Records about charts and figures:
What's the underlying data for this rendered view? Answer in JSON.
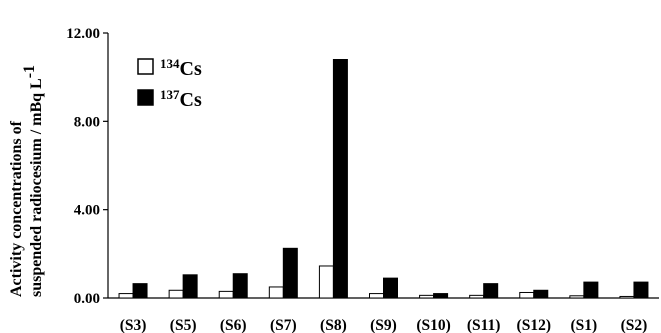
{
  "chart_data": {
    "type": "bar",
    "ylabel_line1": "Activity concentrations of",
    "ylabel_line2": "suspended radiocesium / mBq L",
    "ylabel_sup": "-1",
    "ylim": [
      0,
      12
    ],
    "yticks": [
      "0.00",
      "4.00",
      "8.00",
      "12.00"
    ],
    "ytick_values": [
      0,
      4,
      8,
      12
    ],
    "categories": [
      "(S3)",
      "(S5)",
      "(S6)",
      "(S7)",
      "(S8)",
      "(S9)",
      "(S10)",
      "(S11)",
      "(S12)",
      "(S1)",
      "(S2)"
    ],
    "series": [
      {
        "name_sup": "134",
        "name_base": "Cs",
        "fill": "#ffffff",
        "stroke": "#000000",
        "values": [
          0.2,
          0.35,
          0.3,
          0.5,
          1.45,
          0.2,
          0.12,
          0.12,
          0.25,
          0.1,
          0.07
        ]
      },
      {
        "name_sup": "137",
        "name_base": "Cs",
        "fill": "#000000",
        "stroke": "#000000",
        "values": [
          0.65,
          1.05,
          1.1,
          2.25,
          10.8,
          0.9,
          0.2,
          0.65,
          0.35,
          0.72,
          0.72
        ]
      }
    ],
    "legend_position": "top-left",
    "grid": false
  }
}
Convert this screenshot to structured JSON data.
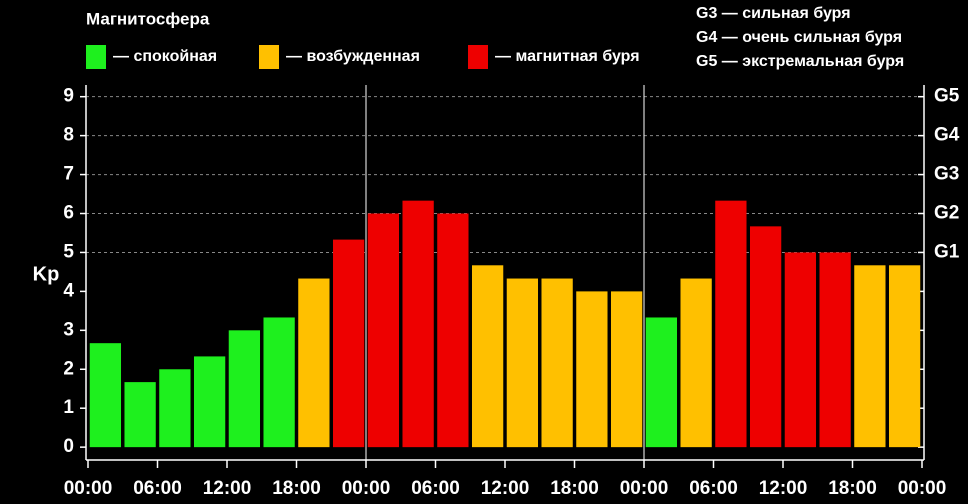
{
  "chart_data": {
    "type": "bar",
    "title": "Магнитосфера",
    "y_label": "Kp",
    "legend": [
      {
        "label": "— спокойная",
        "color": "#1ef01e"
      },
      {
        "label": "— возбужденная",
        "color": "#ffc000"
      },
      {
        "label": "— магнитная буря",
        "color": "#ee0000"
      }
    ],
    "notes": [
      "G3 — сильная буря",
      "G4 — очень сильная буря",
      "G5 — экстремальная буря"
    ],
    "x": [
      1.5,
      4.5,
      7.5,
      10.5,
      13.5,
      16.5,
      19.5,
      22.5,
      25.5,
      28.5,
      31.5,
      34.5,
      37.5,
      40.5,
      43.5,
      46.5,
      49.5,
      52.5,
      55.5,
      58.5,
      61.5,
      64.5,
      67.5,
      70.5
    ],
    "values": [
      2.67,
      1.67,
      2,
      2.33,
      3,
      3.33,
      4.33,
      5.33,
      6,
      6.33,
      6,
      4.67,
      4.33,
      4.33,
      4,
      4,
      3.33,
      4.33,
      6.33,
      5.67,
      5,
      5,
      4.67,
      4.67
    ],
    "colors": [
      "#1ef01e",
      "#1ef01e",
      "#1ef01e",
      "#1ef01e",
      "#1ef01e",
      "#1ef01e",
      "#ffc000",
      "#ee0000",
      "#ee0000",
      "#ee0000",
      "#ee0000",
      "#ffc000",
      "#ffc000",
      "#ffc000",
      "#ffc000",
      "#ffc000",
      "#1ef01e",
      "#ffc000",
      "#ee0000",
      "#ee0000",
      "#ee0000",
      "#ee0000",
      "#ffc000",
      "#ffc000"
    ],
    "bar_width": 2.7,
    "xlim": [
      0,
      72
    ],
    "xticks": [
      {
        "value": 0,
        "label": "00:00"
      },
      {
        "value": 6,
        "label": "06:00"
      },
      {
        "value": 12,
        "label": "12:00"
      },
      {
        "value": 18,
        "label": "18:00"
      },
      {
        "value": 24,
        "label": "00:00"
      },
      {
        "value": 30,
        "label": "06:00"
      },
      {
        "value": 36,
        "label": "12:00"
      },
      {
        "value": 42,
        "label": "18:00"
      },
      {
        "value": 48,
        "label": "00:00"
      },
      {
        "value": 54,
        "label": "06:00"
      },
      {
        "value": 60,
        "label": "12:00"
      },
      {
        "value": 66,
        "label": "18:00"
      },
      {
        "value": 72,
        "label": "00:00"
      }
    ],
    "day_lines": [
      24,
      48
    ],
    "ylim": [
      -0.33,
      9.3
    ],
    "yticks": [
      0,
      1,
      2,
      3,
      4,
      5,
      6,
      7,
      8,
      9
    ],
    "y2lim": [
      -0.33,
      9.3
    ],
    "y2ticks": [
      {
        "value": 5,
        "label": "G1"
      },
      {
        "value": 6,
        "label": "G2"
      },
      {
        "value": 7,
        "label": "G3"
      },
      {
        "value": 8,
        "label": "G4"
      },
      {
        "value": 9,
        "label": "G5"
      }
    ],
    "grid": true
  }
}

__Problem details__:
Output an exact copy of the material, with the pictures removed.

__Response__:
What's the underlying data for this rendered view? Answer in JSON.
{
  "chart_data": {
    "type": "bar",
    "ylabel_line1": "Activity concentrations of",
    "ylabel_line2": "suspended radiocesium / mBq L",
    "ylabel_sup": "-1",
    "ylim": [
      0,
      12
    ],
    "yticks": [
      "0.00",
      "4.00",
      "8.00",
      "12.00"
    ],
    "ytick_values": [
      0,
      4,
      8,
      12
    ],
    "categories": [
      "(S3)",
      "(S5)",
      "(S6)",
      "(S7)",
      "(S8)",
      "(S9)",
      "(S10)",
      "(S11)",
      "(S12)",
      "(S1)",
      "(S2)"
    ],
    "series": [
      {
        "name_sup": "134",
        "name_base": "Cs",
        "fill": "#ffffff",
        "stroke": "#000000",
        "values": [
          0.2,
          0.35,
          0.3,
          0.5,
          1.45,
          0.2,
          0.12,
          0.12,
          0.25,
          0.1,
          0.07
        ]
      },
      {
        "name_sup": "137",
        "name_base": "Cs",
        "fill": "#000000",
        "stroke": "#000000",
        "values": [
          0.65,
          1.05,
          1.1,
          2.25,
          10.8,
          0.9,
          0.2,
          0.65,
          0.35,
          0.72,
          0.72
        ]
      }
    ],
    "legend_position": "top-left",
    "grid": false
  }
}
Convert this screenshot to structured JSON data.
{
  "chart_data": {
    "type": "bar",
    "title": "Магнитосфера",
    "y_label": "Kp",
    "legend": [
      {
        "label": "— спокойная",
        "color": "#1ef01e"
      },
      {
        "label": "— возбужденная",
        "color": "#ffc000"
      },
      {
        "label": "— магнитная буря",
        "color": "#ee0000"
      }
    ],
    "notes": [
      "G3 — сильная буря",
      "G4 — очень сильная буря",
      "G5 — экстремальная буря"
    ],
    "x": [
      1.5,
      4.5,
      7.5,
      10.5,
      13.5,
      16.5,
      19.5,
      22.5,
      25.5,
      28.5,
      31.5,
      34.5,
      37.5,
      40.5,
      43.5,
      46.5,
      49.5,
      52.5,
      55.5,
      58.5,
      61.5,
      64.5,
      67.5,
      70.5
    ],
    "values": [
      2.67,
      1.67,
      2,
      2.33,
      3,
      3.33,
      4.33,
      5.33,
      6,
      6.33,
      6,
      4.67,
      4.33,
      4.33,
      4,
      4,
      3.33,
      4.33,
      6.33,
      5.67,
      5,
      5,
      4.67,
      4.67
    ],
    "colors": [
      "#1ef01e",
      "#1ef01e",
      "#1ef01e",
      "#1ef01e",
      "#1ef01e",
      "#1ef01e",
      "#ffc000",
      "#ee0000",
      "#ee0000",
      "#ee0000",
      "#ee0000",
      "#ffc000",
      "#ffc000",
      "#ffc000",
      "#ffc000",
      "#ffc000",
      "#1ef01e",
      "#ffc000",
      "#ee0000",
      "#ee0000",
      "#ee0000",
      "#ee0000",
      "#ffc000",
      "#ffc000"
    ],
    "bar_width": 2.7,
    "xlim": [
      0,
      72
    ],
    "xticks": [
      {
        "value": 0,
        "label": "00:00"
      },
      {
        "value": 6,
        "label": "06:00"
      },
      {
        "value": 12,
        "label": "12:00"
      },
      {
        "value": 18,
        "label": "18:00"
      },
      {
        "value": 24,
        "label": "00:00"
      },
      {
        "value": 30,
        "label": "06:00"
      },
      {
        "value": 36,
        "label": "12:00"
      },
      {
        "value": 42,
        "label": "18:00"
      },
      {
        "value": 48,
        "label": "00:00"
      },
      {
        "value": 54,
        "label": "06:00"
      },
      {
        "value": 60,
        "label": "12:00"
      },
      {
        "value": 66,
        "label": "18:00"
      },
      {
        "value": 72,
        "label": "00:00"
      }
    ],
    "day_lines": [
      24,
      48
    ],
    "ylim": [
      -0.33,
      9.3
    ],
    "yticks": [
      0,
      1,
      2,
      3,
      4,
      5,
      6,
      7,
      8,
      9
    ],
    "y2lim": [
      -0.33,
      9.3
    ],
    "y2ticks": [
      {
        "value": 5,
        "label": "G1"
      },
      {
        "value": 6,
        "label": "G2"
      },
      {
        "value": 7,
        "label": "G3"
      },
      {
        "value": 8,
        "label": "G4"
      },
      {
        "value": 9,
        "label": "G5"
      }
    ],
    "grid": true
  }
}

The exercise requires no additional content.